From the listing below, extract each entry exactly as written, minus the images.

---------- Dataset rows

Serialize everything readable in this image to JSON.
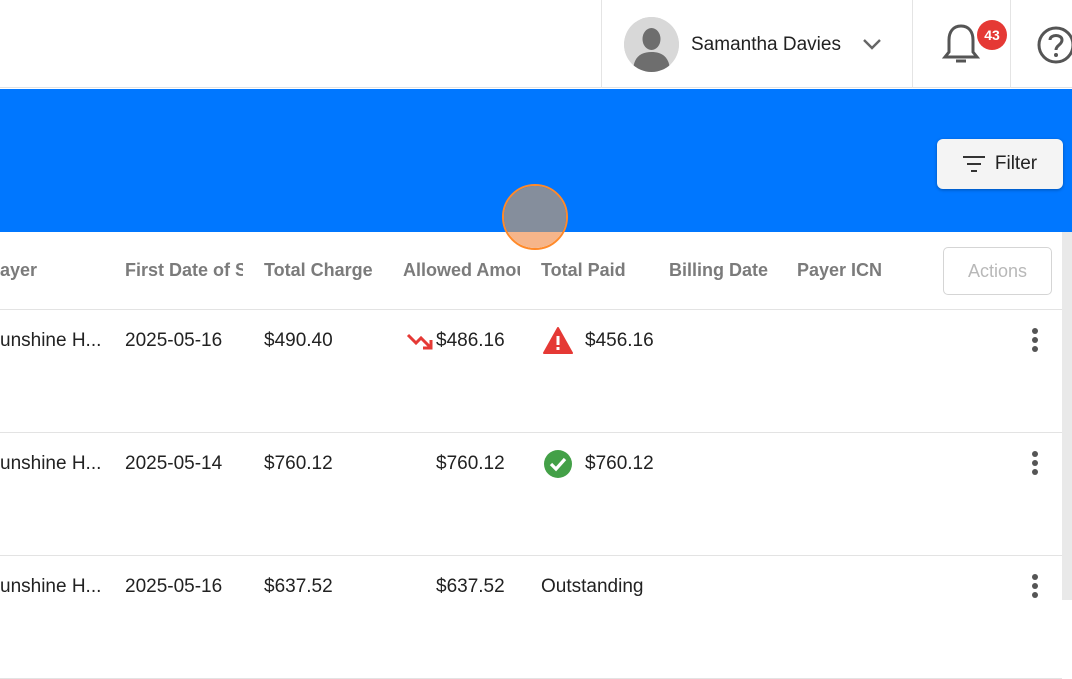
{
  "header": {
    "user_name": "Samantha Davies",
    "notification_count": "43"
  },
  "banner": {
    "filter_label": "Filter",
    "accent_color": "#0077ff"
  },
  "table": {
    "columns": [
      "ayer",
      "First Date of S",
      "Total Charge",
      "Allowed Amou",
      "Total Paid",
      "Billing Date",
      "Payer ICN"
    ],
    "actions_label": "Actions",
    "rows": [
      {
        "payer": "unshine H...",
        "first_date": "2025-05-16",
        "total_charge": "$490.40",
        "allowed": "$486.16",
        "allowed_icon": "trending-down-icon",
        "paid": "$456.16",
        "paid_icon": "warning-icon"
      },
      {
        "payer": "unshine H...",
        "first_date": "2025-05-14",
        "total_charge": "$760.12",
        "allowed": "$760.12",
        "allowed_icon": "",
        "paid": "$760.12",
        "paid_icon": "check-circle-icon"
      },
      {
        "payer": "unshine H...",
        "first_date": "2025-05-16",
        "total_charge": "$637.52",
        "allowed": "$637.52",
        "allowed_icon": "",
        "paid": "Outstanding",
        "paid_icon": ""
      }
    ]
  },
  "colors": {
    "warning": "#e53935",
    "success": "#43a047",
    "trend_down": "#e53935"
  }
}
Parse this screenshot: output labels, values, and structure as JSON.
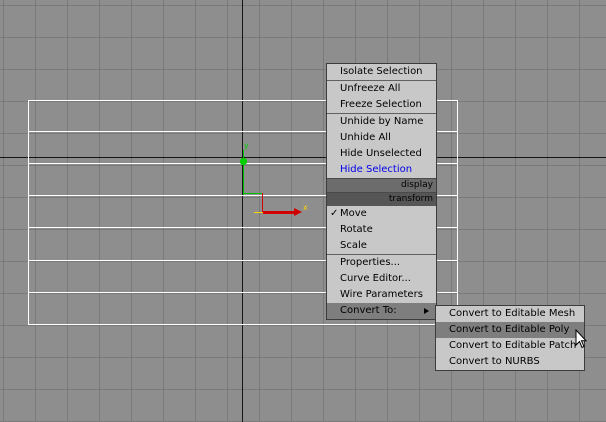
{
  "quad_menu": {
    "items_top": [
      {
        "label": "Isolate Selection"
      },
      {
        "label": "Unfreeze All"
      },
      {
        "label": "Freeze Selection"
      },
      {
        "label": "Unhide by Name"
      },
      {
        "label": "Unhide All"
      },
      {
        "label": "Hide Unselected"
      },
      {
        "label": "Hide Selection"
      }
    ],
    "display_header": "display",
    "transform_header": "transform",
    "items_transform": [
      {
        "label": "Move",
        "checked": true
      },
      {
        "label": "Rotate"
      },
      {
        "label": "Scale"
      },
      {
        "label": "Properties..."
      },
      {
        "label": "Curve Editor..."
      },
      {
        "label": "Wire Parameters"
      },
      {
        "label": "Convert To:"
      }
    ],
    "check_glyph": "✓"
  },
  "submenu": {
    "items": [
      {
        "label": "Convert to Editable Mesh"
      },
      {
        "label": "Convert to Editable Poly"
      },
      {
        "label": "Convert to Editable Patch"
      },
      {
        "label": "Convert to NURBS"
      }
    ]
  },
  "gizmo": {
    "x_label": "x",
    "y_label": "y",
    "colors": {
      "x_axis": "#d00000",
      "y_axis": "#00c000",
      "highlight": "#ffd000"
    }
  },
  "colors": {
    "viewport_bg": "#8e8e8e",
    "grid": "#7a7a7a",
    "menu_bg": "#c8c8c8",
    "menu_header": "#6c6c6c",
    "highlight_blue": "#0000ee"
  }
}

--------------------

- _The result_:
Serialize everything readable in this image to JSON.
{
  "header": {
    "user_name": "Samantha Davies",
    "notification_count": "43"
  },
  "banner": {
    "filter_label": "Filter",
    "accent_color": "#0077ff"
  },
  "table": {
    "columns": [
      "ayer",
      "First Date of S",
      "Total Charge",
      "Allowed Amou",
      "Total Paid",
      "Billing Date",
      "Payer ICN"
    ],
    "actions_label": "Actions",
    "rows": [
      {
        "payer": "unshine H...",
        "first_date": "2025-05-16",
        "total_charge": "$490.40",
        "allowed": "$486.16",
        "allowed_icon": "trending-down-icon",
        "paid": "$456.16",
        "paid_icon": "warning-icon"
      },
      {
        "payer": "unshine H...",
        "first_date": "2025-05-14",
        "total_charge": "$760.12",
        "allowed": "$760.12",
        "allowed_icon": "",
        "paid": "$760.12",
        "paid_icon": "check-circle-icon"
      },
      {
        "payer": "unshine H...",
        "first_date": "2025-05-16",
        "total_charge": "$637.52",
        "allowed": "$637.52",
        "allowed_icon": "",
        "paid": "Outstanding",
        "paid_icon": ""
      }
    ]
  },
  "colors": {
    "warning": "#e53935",
    "success": "#43a047",
    "trend_down": "#e53935"
  }
}
Parse this screenshot: output labels, values, and structure as JSON.
{
  "quad_menu": {
    "items_top": [
      {
        "label": "Isolate Selection"
      },
      {
        "label": "Unfreeze All"
      },
      {
        "label": "Freeze Selection"
      },
      {
        "label": "Unhide by Name"
      },
      {
        "label": "Unhide All"
      },
      {
        "label": "Hide Unselected"
      },
      {
        "label": "Hide Selection"
      }
    ],
    "display_header": "display",
    "transform_header": "transform",
    "items_transform": [
      {
        "label": "Move",
        "checked": true
      },
      {
        "label": "Rotate"
      },
      {
        "label": "Scale"
      },
      {
        "label": "Properties..."
      },
      {
        "label": "Curve Editor..."
      },
      {
        "label": "Wire Parameters"
      },
      {
        "label": "Convert To:"
      }
    ],
    "check_glyph": "✓"
  },
  "submenu": {
    "items": [
      {
        "label": "Convert to Editable Mesh"
      },
      {
        "label": "Convert to Editable Poly"
      },
      {
        "label": "Convert to Editable Patch"
      },
      {
        "label": "Convert to NURBS"
      }
    ]
  },
  "gizmo": {
    "x_label": "x",
    "y_label": "y",
    "colors": {
      "x_axis": "#d00000",
      "y_axis": "#00c000",
      "highlight": "#ffd000"
    }
  },
  "colors": {
    "viewport_bg": "#8e8e8e",
    "grid": "#7a7a7a",
    "menu_bg": "#c8c8c8",
    "menu_header": "#6c6c6c",
    "highlight_blue": "#0000ee"
  }
}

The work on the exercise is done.